[Instruction] Each entry that follows must be output without any deviation.

[Task material]
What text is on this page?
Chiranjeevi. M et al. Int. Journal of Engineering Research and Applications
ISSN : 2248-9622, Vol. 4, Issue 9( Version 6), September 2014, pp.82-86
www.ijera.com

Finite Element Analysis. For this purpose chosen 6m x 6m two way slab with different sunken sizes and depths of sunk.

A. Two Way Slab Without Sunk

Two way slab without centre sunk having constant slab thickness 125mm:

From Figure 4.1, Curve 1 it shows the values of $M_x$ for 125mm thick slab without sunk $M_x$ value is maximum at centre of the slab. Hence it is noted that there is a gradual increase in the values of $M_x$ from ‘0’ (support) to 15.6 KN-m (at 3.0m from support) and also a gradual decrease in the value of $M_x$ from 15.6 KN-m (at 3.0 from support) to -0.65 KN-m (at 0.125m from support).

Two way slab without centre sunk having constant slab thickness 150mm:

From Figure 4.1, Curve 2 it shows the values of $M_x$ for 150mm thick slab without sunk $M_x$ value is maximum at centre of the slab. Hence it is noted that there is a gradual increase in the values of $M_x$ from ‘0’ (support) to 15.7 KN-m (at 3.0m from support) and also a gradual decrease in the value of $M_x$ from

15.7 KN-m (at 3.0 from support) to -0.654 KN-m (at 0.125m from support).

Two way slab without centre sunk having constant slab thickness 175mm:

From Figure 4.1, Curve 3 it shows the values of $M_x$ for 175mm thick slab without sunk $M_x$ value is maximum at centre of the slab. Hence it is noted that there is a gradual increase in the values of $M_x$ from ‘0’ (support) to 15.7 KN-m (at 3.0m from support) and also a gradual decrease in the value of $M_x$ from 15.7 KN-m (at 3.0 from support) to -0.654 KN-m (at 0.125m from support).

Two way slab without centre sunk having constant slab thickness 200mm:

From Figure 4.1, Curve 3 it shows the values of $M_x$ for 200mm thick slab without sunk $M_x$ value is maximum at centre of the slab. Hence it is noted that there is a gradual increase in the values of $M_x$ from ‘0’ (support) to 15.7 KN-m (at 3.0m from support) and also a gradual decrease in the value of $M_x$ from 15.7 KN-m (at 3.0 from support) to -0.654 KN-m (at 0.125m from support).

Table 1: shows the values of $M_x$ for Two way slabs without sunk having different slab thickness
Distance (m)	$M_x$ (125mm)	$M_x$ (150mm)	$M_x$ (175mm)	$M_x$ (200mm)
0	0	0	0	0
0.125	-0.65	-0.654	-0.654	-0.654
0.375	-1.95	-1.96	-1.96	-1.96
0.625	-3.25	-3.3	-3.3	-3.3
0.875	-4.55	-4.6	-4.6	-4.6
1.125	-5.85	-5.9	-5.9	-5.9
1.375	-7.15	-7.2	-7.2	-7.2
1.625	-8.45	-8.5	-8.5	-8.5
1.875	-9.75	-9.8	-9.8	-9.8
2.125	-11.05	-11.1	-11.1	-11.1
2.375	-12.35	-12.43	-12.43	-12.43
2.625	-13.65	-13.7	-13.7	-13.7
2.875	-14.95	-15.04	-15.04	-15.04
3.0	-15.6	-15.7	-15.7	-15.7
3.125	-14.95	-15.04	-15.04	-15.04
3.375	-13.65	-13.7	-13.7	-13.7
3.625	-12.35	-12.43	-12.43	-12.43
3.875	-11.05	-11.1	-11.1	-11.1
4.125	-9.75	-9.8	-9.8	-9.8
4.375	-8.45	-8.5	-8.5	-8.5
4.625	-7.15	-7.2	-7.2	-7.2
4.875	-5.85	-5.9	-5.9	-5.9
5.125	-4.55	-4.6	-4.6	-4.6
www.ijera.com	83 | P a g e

[Solution to the problem]
What text is on this page?
Chiranjeevi. M et al. Int. Journal of Engineering Research and Applications
ISSN : 2248-9622, Vol. 4, Issue 9( Version 6), September 2014, pp.82-86
www.ijera.com

Finite Element Analysis. For this purpose chosen 6m x 6m two way slab with different sunken sizes and depths of sunk.

A. Two Way Slab Without Sunk

Two way slab without centre sunk having constant slab thickness 125mm:

From Figure 4.1, Curve 1 it shows the values of $M_x$ for 125mm thick slab without sunk $M_x$ value is maximum at centre of the slab. Hence it is noted that there is a gradual increase in the values of $M_x$ from ‘0’ (support) to 15.6 KN-m (at 3.0m from support) and also a gradual decrease in the value of $M_x$ from 15.6 KN-m (at 3.0 from support) to -0.65 KN-m (at 0.125m from support).

Two way slab without centre sunk having constant slab thickness 150mm:

From Figure 4.1, Curve 2 it shows the values of $M_x$ for 150mm thick slab without sunk $M_x$ value is maximum at centre of the slab. Hence it is noted that there is a gradual increase in the values of $M_x$ from ‘0’ (support) to 15.7 KN-m (at 3.0m from support) and also a gradual decrease in the value of $M_x$ from

15.7 KN-m (at 3.0 from support) to -0.654 KN-m (at 0.125m from support).

Two way slab without centre sunk having constant slab thickness 175mm:

From Figure 4.1, Curve 3 it shows the values of $M_x$ for 175mm thick slab without sunk $M_x$ value is maximum at centre of the slab. Hence it is noted that there is a gradual increase in the values of $M_x$ from ‘0’ (support) to 15.7 KN-m (at 3.0m from support) and also a gradual decrease in the value of $M_x$ from 15.7 KN-m (at 3.0 from support) to -0.654 KN-m (at 0.125m from support).

Two way slab without centre sunk having constant slab thickness 200mm:

From Figure 4.1, Curve 3 it shows the values of $M_x$ for 200mm thick slab without sunk $M_x$ value is maximum at centre of the slab. Hence it is noted that there is a gradual increase in the values of $M_x$ from ‘0’ (support) to 15.7 KN-m (at 3.0m from support) and also a gradual decrease in the value of $M_x$ from 15.7 KN-m (at 3.0 from support) to -0.654 KN-m (at 0.125m from support).

Table 1: shows the values of $M_x$ for Two way slabs without sunk having different slab thickness
Distance (m)	$M_x$ (125mm)	$M_x$ (150mm)	$M_x$ (175mm)	$M_x$ (200mm)
0	0	0	0	0
0.125	-0.65	-0.654	-0.654	-0.654
0.375	-1.95	-1.96	-1.96	-1.96
0.625	-3.25	-3.3	-3.3	-3.3
0.875	-4.55	-4.6	-4.6	-4.6
1.125	-5.85	-5.9	-5.9	-5.9
1.375	-7.15	-7.2	-7.2	-7.2
1.625	-8.45	-8.5	-8.5	-8.5
1.875	-9.75	-9.8	-9.8	-9.8
2.125	-11.05	-11.1	-11.1	-11.1
2.375	-12.35	-12.43	-12.43	-12.43
2.625	-13.65	-13.7	-13.7	-13.7
2.875	-14.95	-15.04	-15.04	-15.04
3.0	-15.6	-15.7	-15.7	-15.7
3.125	-14.95	-15.04	-15.04	-15.04
3.375	-13.65	-13.7	-13.7	-13.7
3.625	-12.35	-12.43	-12.43	-12.43
3.875	-11.05	-11.1	-11.1	-11.1
4.125	-9.75	-9.8	-9.8	-9.8
4.375	-8.45	-8.5	-8.5	-8.5
4.625	-7.15	-7.2	-7.2	-7.2
4.875	-5.85	-5.9	-5.9	-5.9
5.125	-4.55	-4.6	-4.6	-4.6
www.ijera.com	83 | P a g e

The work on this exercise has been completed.